>> start

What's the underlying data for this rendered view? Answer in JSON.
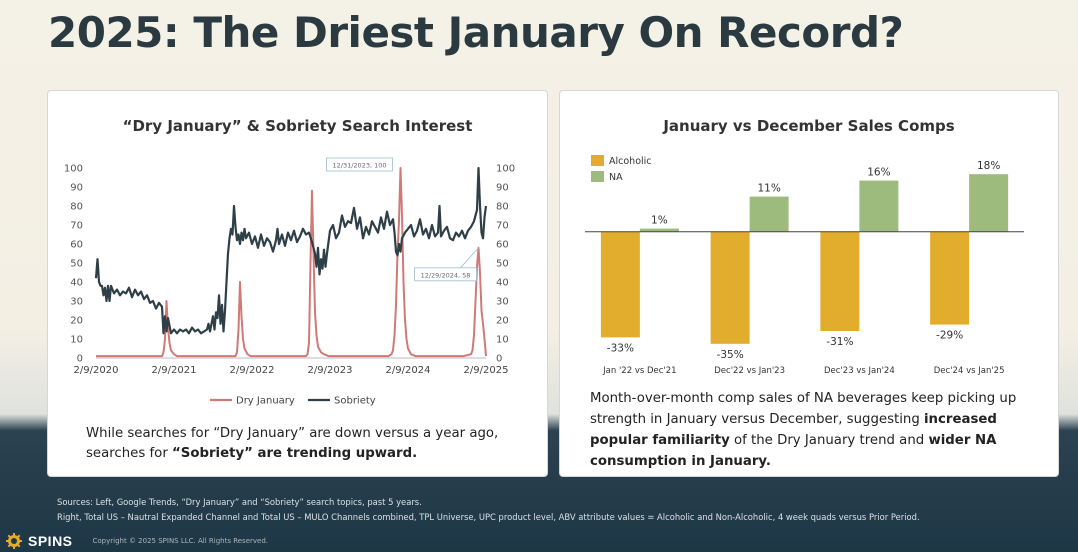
{
  "page": {
    "title": "2025: The Driest January On Record?"
  },
  "left_card": {
    "title": "“Dry January” & Sobriety Search Interest",
    "text_plain_1": "While searches for “Dry January” are down versus a year ago,",
    "text_plain_2": "searches for ",
    "text_bold": "“Sobriety” are trending upward."
  },
  "right_card": {
    "title": "January vs December Sales Comps",
    "text_1": "Month-over-month comp sales of NA beverages keep picking up strength in January versus December, suggesting ",
    "text_bold_1": "increased popular familiarity",
    "text_2": " of the Dry January trend and ",
    "text_bold_2": "wider NA consumption in January."
  },
  "footer": {
    "sources_line1": "Sources: Left, Google Trends, “Dry January” and “Sobriety” search topics, past 5 years.",
    "sources_line2": "Right, Total US – Nautral Expanded Channel and Total US – MULO Channels combined, TPL Universe, UPC product level, ABV attribute values = Alcoholic and Non-Alcoholic, 4 week quads versus Prior Period.",
    "logo": "SPINS",
    "copyright": "Copyright © 2025 SPINS LLC. All Rights Reserved."
  },
  "chart_data": [
    {
      "type": "line",
      "title": "“Dry January” & Sobriety Search Interest",
      "ylim": [
        0,
        100
      ],
      "yticks": [
        0,
        10,
        20,
        30,
        40,
        50,
        60,
        70,
        80,
        90,
        100
      ],
      "xlim": [
        0,
        260
      ],
      "xtick_positions": [
        0,
        52,
        104,
        156,
        208,
        260
      ],
      "xticks": [
        "2/9/2020",
        "2/9/2021",
        "2/9/2022",
        "2/9/2023",
        "2/9/2024",
        "2/9/2025"
      ],
      "annotations": [
        {
          "label": "12/31/2023, 100",
          "x": 203,
          "y": 100
        },
        {
          "label": "12/29/2024, 58",
          "x": 255,
          "y": 58
        }
      ],
      "series": [
        {
          "name": "Dry January",
          "color": "#d07a78",
          "points": [
            [
              0,
              1
            ],
            [
              5,
              1
            ],
            [
              10,
              1
            ],
            [
              20,
              1
            ],
            [
              30,
              1
            ],
            [
              40,
              1
            ],
            [
              44,
              1
            ],
            [
              45,
              3
            ],
            [
              46,
              10
            ],
            [
              47,
              30
            ],
            [
              48,
              16
            ],
            [
              49,
              8
            ],
            [
              50,
              4
            ],
            [
              52,
              2
            ],
            [
              54,
              1
            ],
            [
              60,
              1
            ],
            [
              70,
              1
            ],
            [
              80,
              1
            ],
            [
              90,
              1
            ],
            [
              93,
              1
            ],
            [
              94,
              3
            ],
            [
              95,
              15
            ],
            [
              96,
              40
            ],
            [
              97,
              22
            ],
            [
              98,
              10
            ],
            [
              99,
              5
            ],
            [
              101,
              2
            ],
            [
              103,
              1
            ],
            [
              110,
              1
            ],
            [
              120,
              1
            ],
            [
              130,
              1
            ],
            [
              140,
              1
            ],
            [
              141,
              2
            ],
            [
              142,
              8
            ],
            [
              143,
              50
            ],
            [
              144,
              88
            ],
            [
              145,
              55
            ],
            [
              146,
              24
            ],
            [
              147,
              12
            ],
            [
              148,
              6
            ],
            [
              150,
              3
            ],
            [
              152,
              2
            ],
            [
              155,
              1
            ],
            [
              165,
              1
            ],
            [
              175,
              1
            ],
            [
              185,
              1
            ],
            [
              195,
              1
            ],
            [
              197,
              2
            ],
            [
              198,
              4
            ],
            [
              199,
              12
            ],
            [
              200,
              28
            ],
            [
              201,
              55
            ],
            [
              202,
              72
            ],
            [
              203,
              100
            ],
            [
              204,
              75
            ],
            [
              205,
              40
            ],
            [
              206,
              20
            ],
            [
              207,
              10
            ],
            [
              208,
              5
            ],
            [
              210,
              2
            ],
            [
              213,
              1
            ],
            [
              225,
              1
            ],
            [
              235,
              1
            ],
            [
              245,
              1
            ],
            [
              250,
              2
            ],
            [
              251,
              4
            ],
            [
              252,
              12
            ],
            [
              253,
              30
            ],
            [
              254,
              48
            ],
            [
              255,
              58
            ],
            [
              256,
              45
            ],
            [
              257,
              25
            ],
            [
              258,
              18
            ],
            [
              259,
              10
            ],
            [
              260,
              1
            ]
          ]
        },
        {
          "name": "Sobriety",
          "color": "#2f3f48",
          "points": [
            [
              0,
              42
            ],
            [
              1,
              52
            ],
            [
              2,
              40
            ],
            [
              3,
              38
            ],
            [
              4,
              38
            ],
            [
              5,
              33
            ],
            [
              6,
              37
            ],
            [
              7,
              30
            ],
            [
              8,
              38
            ],
            [
              9,
              30
            ],
            [
              10,
              38
            ],
            [
              12,
              34
            ],
            [
              14,
              36
            ],
            [
              16,
              33
            ],
            [
              18,
              35
            ],
            [
              20,
              34
            ],
            [
              22,
              37
            ],
            [
              24,
              32
            ],
            [
              26,
              36
            ],
            [
              28,
              33
            ],
            [
              30,
              35
            ],
            [
              32,
              31
            ],
            [
              34,
              33
            ],
            [
              36,
              29
            ],
            [
              38,
              30
            ],
            [
              40,
              26
            ],
            [
              42,
              29
            ],
            [
              44,
              27
            ],
            [
              45,
              13
            ],
            [
              46,
              22
            ],
            [
              47,
              14
            ],
            [
              48,
              21
            ],
            [
              50,
              13
            ],
            [
              52,
              15
            ],
            [
              54,
              13
            ],
            [
              56,
              15
            ],
            [
              58,
              14
            ],
            [
              60,
              15
            ],
            [
              62,
              13
            ],
            [
              64,
              16
            ],
            [
              66,
              14
            ],
            [
              68,
              15
            ],
            [
              70,
              13
            ],
            [
              72,
              14
            ],
            [
              74,
              15
            ],
            [
              75,
              18
            ],
            [
              76,
              14
            ],
            [
              78,
              22
            ],
            [
              79,
              15
            ],
            [
              80,
              24
            ],
            [
              81,
              21
            ],
            [
              82,
              33
            ],
            [
              83,
              18
            ],
            [
              84,
              28
            ],
            [
              85,
              14
            ],
            [
              86,
              25
            ],
            [
              87,
              40
            ],
            [
              88,
              55
            ],
            [
              89,
              63
            ],
            [
              90,
              68
            ],
            [
              91,
              65
            ],
            [
              92,
              80
            ],
            [
              93,
              69
            ],
            [
              94,
              62
            ],
            [
              95,
              65
            ],
            [
              96,
              60
            ],
            [
              97,
              66
            ],
            [
              98,
              62
            ],
            [
              99,
              68
            ],
            [
              100,
              63
            ],
            [
              102,
              66
            ],
            [
              104,
              60
            ],
            [
              106,
              64
            ],
            [
              108,
              58
            ],
            [
              110,
              65
            ],
            [
              112,
              59
            ],
            [
              114,
              63
            ],
            [
              116,
              61
            ],
            [
              118,
              56
            ],
            [
              120,
              62
            ],
            [
              121,
              68
            ],
            [
              122,
              60
            ],
            [
              124,
              65
            ],
            [
              126,
              59
            ],
            [
              128,
              66
            ],
            [
              130,
              62
            ],
            [
              132,
              67
            ],
            [
              134,
              61
            ],
            [
              136,
              64
            ],
            [
              138,
              68
            ],
            [
              140,
              65
            ],
            [
              142,
              66
            ],
            [
              144,
              61
            ],
            [
              146,
              55
            ],
            [
              147,
              48
            ],
            [
              148,
              58
            ],
            [
              149,
              44
            ],
            [
              150,
              52
            ],
            [
              151,
              47
            ],
            [
              152,
              57
            ],
            [
              153,
              48
            ],
            [
              154,
              55
            ],
            [
              156,
              67
            ],
            [
              158,
              70
            ],
            [
              160,
              63
            ],
            [
              162,
              66
            ],
            [
              164,
              75
            ],
            [
              166,
              69
            ],
            [
              168,
              72
            ],
            [
              170,
              71
            ],
            [
              172,
              79
            ],
            [
              174,
              68
            ],
            [
              176,
              74
            ],
            [
              178,
              63
            ],
            [
              180,
              69
            ],
            [
              182,
              65
            ],
            [
              184,
              72
            ],
            [
              186,
              69
            ],
            [
              188,
              66
            ],
            [
              190,
              74
            ],
            [
              192,
              68
            ],
            [
              194,
              77
            ],
            [
              196,
              70
            ],
            [
              198,
              73
            ],
            [
              199,
              66
            ],
            [
              200,
              56
            ],
            [
              201,
              54
            ],
            [
              202,
              60
            ],
            [
              203,
              56
            ],
            [
              204,
              63
            ],
            [
              206,
              66
            ],
            [
              208,
              68
            ],
            [
              210,
              70
            ],
            [
              212,
              64
            ],
            [
              214,
              67
            ],
            [
              216,
              73
            ],
            [
              218,
              65
            ],
            [
              220,
              68
            ],
            [
              222,
              63
            ],
            [
              224,
              70
            ],
            [
              226,
              64
            ],
            [
              228,
              66
            ],
            [
              229,
              80
            ],
            [
              230,
              64
            ],
            [
              232,
              67
            ],
            [
              234,
              69
            ],
            [
              236,
              63
            ],
            [
              238,
              62
            ],
            [
              240,
              66
            ],
            [
              242,
              64
            ],
            [
              244,
              67
            ],
            [
              246,
              63
            ],
            [
              248,
              67
            ],
            [
              250,
              69
            ],
            [
              252,
              72
            ],
            [
              254,
              78
            ],
            [
              255,
              100
            ],
            [
              256,
              80
            ],
            [
              257,
              66
            ],
            [
              258,
              63
            ],
            [
              259,
              74
            ],
            [
              260,
              80
            ]
          ]
        }
      ],
      "legend": [
        "Dry January",
        "Sobriety"
      ],
      "legend_position": "bottom"
    },
    {
      "type": "bar",
      "title": "January vs December Sales Comps",
      "categories": [
        "Jan '22 vs Dec'21",
        "Dec'22 vs Jan'23",
        "Dec'23 vs Jan'24",
        "Dec'24 vs Jan'25"
      ],
      "series": [
        {
          "name": "Alcoholic",
          "color": "#e2ac2c",
          "values": [
            -33,
            -35,
            -31,
            -29
          ],
          "labels": [
            "-33%",
            "-35%",
            "-31%",
            "-29%"
          ]
        },
        {
          "name": "NA",
          "color": "#9cbb7d",
          "values": [
            1,
            11,
            16,
            18
          ],
          "labels": [
            "1%",
            "11%",
            "16%",
            "18%"
          ]
        }
      ],
      "ylim": [
        -36,
        19
      ],
      "legend_position": "top-left"
    }
  ]
}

>> end

(What is needed): Copy all lines in the listing above where the string "SPINS" appears.

(Response to the exercise):
    "logo": "SPINS",
    "copyright": "Copyright © 2025 SPINS LLC. All Rights Reserved."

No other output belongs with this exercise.